#### Task brief:
Gather every line in the records below that contains the word "subtitle".
:: Given records ::
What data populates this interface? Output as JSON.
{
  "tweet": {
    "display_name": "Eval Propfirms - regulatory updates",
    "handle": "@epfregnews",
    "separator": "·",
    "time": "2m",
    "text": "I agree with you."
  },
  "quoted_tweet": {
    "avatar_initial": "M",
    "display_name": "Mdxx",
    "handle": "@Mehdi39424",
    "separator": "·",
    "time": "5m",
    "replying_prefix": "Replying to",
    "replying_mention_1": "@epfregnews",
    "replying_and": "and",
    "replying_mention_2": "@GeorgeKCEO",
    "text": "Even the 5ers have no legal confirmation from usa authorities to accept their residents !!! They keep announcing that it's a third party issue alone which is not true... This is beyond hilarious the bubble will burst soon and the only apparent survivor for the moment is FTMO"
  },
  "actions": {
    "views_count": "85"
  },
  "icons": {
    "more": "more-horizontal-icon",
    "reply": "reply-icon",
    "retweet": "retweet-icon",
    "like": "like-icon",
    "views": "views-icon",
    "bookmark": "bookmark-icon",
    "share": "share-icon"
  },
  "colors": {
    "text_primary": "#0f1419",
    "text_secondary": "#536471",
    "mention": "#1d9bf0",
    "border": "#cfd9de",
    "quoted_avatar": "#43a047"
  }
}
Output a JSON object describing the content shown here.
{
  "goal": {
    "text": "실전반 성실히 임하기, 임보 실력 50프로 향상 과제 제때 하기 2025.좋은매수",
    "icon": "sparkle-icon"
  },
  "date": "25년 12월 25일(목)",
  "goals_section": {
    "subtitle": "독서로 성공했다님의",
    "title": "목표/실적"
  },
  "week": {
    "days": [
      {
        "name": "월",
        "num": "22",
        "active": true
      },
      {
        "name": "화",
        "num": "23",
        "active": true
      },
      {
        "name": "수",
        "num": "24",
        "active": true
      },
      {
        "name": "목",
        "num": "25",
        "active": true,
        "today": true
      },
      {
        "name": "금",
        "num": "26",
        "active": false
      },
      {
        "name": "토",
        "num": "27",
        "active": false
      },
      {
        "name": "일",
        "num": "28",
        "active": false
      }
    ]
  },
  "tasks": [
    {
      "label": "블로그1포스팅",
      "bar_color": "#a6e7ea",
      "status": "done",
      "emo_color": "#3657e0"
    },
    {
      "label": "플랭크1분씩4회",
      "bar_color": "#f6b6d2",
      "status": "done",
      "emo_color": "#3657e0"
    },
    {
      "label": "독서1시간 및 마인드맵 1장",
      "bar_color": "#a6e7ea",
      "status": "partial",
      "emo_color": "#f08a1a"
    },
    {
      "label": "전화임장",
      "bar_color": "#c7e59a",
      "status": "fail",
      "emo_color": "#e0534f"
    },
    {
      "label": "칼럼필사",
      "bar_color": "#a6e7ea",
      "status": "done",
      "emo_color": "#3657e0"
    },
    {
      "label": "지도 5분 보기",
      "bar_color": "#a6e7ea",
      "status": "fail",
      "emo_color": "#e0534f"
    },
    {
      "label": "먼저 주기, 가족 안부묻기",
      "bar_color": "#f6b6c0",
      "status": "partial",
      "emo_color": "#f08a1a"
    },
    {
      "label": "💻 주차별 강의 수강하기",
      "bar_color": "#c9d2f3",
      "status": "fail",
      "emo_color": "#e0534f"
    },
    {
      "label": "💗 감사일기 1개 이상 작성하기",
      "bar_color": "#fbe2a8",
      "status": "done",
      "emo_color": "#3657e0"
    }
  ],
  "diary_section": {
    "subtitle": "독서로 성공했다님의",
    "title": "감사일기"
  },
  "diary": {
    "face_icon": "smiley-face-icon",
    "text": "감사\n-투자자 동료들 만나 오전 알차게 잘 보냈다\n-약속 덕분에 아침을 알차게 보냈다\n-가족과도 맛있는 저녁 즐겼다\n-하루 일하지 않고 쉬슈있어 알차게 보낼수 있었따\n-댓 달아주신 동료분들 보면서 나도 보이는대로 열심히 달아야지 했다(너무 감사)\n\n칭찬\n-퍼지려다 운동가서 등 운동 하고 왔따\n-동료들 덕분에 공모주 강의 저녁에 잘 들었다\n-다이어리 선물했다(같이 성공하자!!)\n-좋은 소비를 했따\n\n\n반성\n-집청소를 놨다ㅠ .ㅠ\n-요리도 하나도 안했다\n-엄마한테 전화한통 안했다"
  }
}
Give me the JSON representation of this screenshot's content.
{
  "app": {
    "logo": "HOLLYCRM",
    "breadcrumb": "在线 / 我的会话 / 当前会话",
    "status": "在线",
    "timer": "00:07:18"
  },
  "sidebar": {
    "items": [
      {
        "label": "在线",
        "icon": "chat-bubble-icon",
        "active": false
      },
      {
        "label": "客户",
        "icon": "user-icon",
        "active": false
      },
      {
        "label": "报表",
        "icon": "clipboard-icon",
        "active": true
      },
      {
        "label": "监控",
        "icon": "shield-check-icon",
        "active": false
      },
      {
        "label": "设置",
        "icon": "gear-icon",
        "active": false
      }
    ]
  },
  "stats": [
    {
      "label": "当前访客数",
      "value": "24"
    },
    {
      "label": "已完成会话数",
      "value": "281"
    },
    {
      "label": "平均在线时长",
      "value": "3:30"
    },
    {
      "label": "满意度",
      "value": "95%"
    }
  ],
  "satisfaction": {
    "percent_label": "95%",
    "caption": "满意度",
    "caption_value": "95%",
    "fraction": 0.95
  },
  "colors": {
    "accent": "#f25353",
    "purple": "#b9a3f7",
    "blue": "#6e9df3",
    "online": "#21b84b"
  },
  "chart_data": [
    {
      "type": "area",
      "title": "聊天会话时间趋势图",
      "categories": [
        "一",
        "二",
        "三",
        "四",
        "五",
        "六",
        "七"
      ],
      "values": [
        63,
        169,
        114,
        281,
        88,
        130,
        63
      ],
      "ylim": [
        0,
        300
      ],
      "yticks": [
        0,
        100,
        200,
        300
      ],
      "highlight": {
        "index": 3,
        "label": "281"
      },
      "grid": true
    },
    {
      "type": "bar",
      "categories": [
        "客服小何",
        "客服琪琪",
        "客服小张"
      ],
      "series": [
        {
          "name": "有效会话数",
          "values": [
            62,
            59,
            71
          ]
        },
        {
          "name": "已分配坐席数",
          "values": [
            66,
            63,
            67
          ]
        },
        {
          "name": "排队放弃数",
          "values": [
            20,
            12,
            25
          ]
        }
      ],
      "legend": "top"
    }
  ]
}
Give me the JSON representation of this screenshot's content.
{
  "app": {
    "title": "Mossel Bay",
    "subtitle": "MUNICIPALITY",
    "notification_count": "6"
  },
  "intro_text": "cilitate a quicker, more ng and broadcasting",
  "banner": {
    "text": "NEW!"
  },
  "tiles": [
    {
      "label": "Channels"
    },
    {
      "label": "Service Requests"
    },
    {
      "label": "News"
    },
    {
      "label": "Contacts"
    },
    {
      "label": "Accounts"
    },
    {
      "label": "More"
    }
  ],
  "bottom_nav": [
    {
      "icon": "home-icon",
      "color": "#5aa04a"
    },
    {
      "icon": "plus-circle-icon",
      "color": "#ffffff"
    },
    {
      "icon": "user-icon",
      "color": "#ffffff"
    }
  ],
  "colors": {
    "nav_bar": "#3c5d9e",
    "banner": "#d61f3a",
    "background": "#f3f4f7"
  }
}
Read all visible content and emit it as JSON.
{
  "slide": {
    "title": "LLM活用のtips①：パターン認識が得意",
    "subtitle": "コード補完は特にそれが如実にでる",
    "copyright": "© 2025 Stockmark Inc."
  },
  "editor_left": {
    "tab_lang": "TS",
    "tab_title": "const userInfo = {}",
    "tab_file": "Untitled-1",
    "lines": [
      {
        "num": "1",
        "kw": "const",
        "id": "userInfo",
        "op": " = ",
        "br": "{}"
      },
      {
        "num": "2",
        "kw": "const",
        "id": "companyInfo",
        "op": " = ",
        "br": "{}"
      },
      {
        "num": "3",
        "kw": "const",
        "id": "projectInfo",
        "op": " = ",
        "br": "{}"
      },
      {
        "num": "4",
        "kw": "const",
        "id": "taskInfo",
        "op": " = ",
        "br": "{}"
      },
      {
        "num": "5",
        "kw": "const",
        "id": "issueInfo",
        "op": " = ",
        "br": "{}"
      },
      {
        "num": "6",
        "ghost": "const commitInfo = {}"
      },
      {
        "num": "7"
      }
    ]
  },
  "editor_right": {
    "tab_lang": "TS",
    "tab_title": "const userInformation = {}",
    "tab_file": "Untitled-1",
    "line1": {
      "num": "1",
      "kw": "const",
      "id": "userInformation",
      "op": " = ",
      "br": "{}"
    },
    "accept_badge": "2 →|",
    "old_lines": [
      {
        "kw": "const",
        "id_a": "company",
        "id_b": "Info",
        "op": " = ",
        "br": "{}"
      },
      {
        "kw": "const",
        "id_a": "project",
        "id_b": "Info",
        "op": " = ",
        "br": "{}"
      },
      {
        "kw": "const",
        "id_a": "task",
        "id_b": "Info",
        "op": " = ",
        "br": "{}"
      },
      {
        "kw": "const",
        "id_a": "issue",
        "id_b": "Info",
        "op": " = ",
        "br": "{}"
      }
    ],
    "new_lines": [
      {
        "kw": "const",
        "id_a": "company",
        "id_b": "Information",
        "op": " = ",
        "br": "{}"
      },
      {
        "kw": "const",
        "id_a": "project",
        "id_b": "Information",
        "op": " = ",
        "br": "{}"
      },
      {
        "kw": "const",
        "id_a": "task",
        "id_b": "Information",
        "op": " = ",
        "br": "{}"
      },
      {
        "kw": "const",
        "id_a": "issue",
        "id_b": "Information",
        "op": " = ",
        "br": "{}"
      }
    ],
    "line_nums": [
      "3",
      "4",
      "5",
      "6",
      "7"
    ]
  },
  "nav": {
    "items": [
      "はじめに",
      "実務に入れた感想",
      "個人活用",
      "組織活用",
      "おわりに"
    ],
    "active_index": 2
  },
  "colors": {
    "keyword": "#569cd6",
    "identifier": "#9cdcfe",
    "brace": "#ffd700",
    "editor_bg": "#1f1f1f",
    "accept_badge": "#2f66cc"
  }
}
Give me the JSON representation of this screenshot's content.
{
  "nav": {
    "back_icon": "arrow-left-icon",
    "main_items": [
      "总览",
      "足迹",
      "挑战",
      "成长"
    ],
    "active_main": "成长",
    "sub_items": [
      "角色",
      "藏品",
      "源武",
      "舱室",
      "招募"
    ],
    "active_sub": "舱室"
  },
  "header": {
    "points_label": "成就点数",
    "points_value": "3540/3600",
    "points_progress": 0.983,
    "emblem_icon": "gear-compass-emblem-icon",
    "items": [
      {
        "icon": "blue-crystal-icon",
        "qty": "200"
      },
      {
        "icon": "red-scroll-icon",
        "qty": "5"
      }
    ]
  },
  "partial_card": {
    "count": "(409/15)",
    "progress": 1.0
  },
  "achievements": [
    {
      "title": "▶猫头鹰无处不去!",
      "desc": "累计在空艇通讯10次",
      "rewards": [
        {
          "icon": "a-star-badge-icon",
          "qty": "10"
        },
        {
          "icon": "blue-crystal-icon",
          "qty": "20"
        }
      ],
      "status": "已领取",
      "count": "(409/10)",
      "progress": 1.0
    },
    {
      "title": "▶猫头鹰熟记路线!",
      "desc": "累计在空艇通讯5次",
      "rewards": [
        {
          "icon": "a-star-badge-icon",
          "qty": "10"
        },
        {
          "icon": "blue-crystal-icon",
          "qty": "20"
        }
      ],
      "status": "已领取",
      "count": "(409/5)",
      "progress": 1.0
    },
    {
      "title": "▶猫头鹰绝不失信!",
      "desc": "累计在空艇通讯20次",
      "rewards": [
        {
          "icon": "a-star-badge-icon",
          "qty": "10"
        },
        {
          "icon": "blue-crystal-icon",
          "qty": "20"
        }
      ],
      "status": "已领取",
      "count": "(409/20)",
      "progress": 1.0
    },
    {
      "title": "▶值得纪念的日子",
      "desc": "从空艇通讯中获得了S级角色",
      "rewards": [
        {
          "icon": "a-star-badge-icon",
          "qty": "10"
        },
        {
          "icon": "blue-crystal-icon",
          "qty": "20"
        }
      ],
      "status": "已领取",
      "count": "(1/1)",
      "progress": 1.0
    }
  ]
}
:::
#### Result for this task:
    "subtitle": "독서로 성공했다님의",
    "subtitle": "독서로 성공했다님의",
    "subtitle": "MUNICIPALITY",
    "subtitle": "コード補完は特にそれが如実にでる",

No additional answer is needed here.